Locate every line in the material below that has the word "Number". Copy each of those lines.

— Start of SUPPLIED RECORDS —

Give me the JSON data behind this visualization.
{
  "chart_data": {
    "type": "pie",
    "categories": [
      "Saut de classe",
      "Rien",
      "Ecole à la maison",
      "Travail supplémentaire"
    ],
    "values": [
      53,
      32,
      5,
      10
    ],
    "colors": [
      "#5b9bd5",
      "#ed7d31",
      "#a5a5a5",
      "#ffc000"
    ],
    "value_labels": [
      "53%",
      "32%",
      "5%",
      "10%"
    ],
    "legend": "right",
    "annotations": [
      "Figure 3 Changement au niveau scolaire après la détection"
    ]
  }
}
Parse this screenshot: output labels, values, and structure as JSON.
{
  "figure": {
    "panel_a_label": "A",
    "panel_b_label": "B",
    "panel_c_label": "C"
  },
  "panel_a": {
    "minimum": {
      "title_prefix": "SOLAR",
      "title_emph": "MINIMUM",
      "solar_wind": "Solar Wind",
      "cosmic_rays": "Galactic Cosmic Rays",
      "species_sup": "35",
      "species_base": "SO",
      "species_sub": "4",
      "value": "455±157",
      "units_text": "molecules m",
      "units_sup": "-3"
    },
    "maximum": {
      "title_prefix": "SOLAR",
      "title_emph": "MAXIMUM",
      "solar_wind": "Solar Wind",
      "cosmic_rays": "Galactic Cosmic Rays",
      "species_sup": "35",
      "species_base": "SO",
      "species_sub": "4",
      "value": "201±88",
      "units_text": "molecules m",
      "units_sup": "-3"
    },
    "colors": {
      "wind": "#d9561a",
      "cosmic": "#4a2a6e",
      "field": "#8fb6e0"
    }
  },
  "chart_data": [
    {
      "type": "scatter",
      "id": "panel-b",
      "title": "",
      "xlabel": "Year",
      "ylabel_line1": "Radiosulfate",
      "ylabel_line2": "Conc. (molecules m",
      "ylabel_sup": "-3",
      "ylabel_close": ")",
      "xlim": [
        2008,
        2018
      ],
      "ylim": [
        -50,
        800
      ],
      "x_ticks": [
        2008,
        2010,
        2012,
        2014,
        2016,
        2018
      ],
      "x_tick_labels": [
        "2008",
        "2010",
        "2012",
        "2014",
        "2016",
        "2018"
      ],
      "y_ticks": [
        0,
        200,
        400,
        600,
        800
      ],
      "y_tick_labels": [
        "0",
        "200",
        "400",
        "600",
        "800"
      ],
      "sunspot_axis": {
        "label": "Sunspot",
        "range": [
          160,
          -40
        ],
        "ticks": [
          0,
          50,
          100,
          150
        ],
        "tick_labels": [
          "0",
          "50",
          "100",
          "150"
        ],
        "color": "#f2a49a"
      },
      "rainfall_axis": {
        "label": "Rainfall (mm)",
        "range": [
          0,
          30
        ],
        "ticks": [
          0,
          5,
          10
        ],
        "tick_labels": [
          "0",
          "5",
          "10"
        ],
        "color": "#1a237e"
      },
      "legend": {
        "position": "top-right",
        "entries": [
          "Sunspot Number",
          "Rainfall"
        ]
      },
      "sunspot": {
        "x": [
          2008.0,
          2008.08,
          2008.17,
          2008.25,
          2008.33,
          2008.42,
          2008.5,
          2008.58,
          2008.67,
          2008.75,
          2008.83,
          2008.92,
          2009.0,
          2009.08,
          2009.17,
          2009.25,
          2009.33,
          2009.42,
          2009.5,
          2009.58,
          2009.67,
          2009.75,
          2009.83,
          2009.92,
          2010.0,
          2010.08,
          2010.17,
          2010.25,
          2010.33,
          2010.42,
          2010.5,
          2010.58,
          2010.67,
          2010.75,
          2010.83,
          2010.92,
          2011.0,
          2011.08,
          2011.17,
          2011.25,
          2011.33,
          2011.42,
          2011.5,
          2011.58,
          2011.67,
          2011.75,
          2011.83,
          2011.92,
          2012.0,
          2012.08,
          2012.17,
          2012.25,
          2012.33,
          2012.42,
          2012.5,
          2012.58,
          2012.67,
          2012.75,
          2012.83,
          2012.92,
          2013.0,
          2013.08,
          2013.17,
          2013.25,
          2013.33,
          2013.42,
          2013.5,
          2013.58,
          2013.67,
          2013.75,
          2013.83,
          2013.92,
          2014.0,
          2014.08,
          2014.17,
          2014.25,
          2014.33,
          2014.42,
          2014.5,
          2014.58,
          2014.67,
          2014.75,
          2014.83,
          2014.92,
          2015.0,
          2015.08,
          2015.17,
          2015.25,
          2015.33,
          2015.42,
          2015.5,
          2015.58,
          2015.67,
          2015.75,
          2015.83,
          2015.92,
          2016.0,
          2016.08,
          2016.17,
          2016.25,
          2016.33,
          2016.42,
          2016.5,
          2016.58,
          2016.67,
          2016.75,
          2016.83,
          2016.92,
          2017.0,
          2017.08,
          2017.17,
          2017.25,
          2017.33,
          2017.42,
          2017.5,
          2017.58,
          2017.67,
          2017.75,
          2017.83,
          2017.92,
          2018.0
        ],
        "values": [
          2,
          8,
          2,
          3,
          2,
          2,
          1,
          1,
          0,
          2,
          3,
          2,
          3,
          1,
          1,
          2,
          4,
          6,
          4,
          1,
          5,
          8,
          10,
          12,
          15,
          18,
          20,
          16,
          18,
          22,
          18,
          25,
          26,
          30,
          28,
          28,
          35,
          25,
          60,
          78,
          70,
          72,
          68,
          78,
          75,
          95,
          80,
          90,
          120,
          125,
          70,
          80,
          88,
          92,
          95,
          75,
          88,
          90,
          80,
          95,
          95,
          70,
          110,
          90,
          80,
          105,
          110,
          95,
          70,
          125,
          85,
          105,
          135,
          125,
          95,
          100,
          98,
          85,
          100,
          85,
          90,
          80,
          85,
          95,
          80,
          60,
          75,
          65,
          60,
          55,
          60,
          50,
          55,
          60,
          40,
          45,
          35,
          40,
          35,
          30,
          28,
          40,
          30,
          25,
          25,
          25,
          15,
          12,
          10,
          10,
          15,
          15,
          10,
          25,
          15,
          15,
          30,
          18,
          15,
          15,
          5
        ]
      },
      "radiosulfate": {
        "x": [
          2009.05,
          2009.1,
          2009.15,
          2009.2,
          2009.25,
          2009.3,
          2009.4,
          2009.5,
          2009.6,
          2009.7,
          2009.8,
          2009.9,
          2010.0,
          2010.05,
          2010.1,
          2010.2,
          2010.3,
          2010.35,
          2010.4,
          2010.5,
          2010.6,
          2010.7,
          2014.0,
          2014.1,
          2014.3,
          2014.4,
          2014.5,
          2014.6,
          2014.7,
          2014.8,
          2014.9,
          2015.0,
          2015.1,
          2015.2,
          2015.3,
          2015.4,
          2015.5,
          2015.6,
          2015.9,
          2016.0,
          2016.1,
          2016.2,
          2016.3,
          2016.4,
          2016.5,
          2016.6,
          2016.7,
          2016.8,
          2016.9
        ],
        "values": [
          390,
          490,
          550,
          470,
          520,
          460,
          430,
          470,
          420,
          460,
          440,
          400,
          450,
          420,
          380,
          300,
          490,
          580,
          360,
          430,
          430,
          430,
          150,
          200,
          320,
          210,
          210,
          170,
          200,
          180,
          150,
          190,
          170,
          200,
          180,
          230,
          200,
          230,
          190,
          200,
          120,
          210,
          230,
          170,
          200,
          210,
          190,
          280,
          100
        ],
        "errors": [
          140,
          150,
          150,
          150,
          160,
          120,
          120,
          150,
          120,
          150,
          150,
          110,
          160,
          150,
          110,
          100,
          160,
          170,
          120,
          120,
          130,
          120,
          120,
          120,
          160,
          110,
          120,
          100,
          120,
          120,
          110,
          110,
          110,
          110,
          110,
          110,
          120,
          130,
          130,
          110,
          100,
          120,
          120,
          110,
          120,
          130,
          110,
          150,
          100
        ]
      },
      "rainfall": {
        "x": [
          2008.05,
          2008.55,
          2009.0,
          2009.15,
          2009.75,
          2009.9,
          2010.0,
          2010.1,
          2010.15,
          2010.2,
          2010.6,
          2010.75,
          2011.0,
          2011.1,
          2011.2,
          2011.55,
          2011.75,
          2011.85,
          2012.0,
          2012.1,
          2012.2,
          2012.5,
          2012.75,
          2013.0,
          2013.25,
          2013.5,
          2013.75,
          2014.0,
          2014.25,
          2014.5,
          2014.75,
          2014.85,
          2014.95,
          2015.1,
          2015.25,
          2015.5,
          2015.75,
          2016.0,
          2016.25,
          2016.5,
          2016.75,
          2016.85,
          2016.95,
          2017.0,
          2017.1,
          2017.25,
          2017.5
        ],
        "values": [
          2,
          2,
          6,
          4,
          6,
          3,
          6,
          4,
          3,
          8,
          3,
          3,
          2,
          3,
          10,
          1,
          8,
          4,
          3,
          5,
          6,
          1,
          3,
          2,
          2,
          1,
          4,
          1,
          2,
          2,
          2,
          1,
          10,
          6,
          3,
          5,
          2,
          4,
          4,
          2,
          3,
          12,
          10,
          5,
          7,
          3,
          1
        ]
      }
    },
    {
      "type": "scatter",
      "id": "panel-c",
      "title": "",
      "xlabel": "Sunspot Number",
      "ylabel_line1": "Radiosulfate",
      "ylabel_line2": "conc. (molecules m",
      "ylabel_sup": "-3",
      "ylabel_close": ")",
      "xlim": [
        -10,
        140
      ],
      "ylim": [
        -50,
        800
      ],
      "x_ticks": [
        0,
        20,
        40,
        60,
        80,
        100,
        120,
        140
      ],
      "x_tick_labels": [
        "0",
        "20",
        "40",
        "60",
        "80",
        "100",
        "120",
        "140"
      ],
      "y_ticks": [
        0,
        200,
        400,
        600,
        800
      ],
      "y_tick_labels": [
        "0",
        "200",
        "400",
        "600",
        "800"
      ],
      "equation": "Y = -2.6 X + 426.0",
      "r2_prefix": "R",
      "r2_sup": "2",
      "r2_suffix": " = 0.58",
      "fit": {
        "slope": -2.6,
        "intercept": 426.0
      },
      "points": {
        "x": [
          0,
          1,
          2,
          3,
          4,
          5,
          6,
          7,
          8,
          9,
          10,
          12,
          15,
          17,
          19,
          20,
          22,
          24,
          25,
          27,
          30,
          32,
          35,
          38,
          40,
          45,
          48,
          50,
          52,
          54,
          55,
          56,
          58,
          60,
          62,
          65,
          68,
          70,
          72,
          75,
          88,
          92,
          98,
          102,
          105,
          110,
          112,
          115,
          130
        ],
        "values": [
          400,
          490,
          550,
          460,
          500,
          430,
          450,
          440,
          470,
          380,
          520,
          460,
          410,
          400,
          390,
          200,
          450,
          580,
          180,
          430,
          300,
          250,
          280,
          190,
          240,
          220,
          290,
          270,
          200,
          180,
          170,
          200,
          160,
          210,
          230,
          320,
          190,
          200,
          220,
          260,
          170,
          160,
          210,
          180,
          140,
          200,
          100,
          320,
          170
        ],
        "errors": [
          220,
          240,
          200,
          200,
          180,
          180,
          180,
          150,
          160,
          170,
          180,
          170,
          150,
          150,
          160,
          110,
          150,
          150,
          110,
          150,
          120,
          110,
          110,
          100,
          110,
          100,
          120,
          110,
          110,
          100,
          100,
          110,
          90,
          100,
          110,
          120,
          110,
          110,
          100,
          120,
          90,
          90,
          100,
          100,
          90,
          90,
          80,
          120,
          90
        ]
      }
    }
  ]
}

— End of SUPPLIED RECORDS —

EXERCISE RESPONSE:
          "Sunspot Number",
      "xlabel": "Sunspot Number",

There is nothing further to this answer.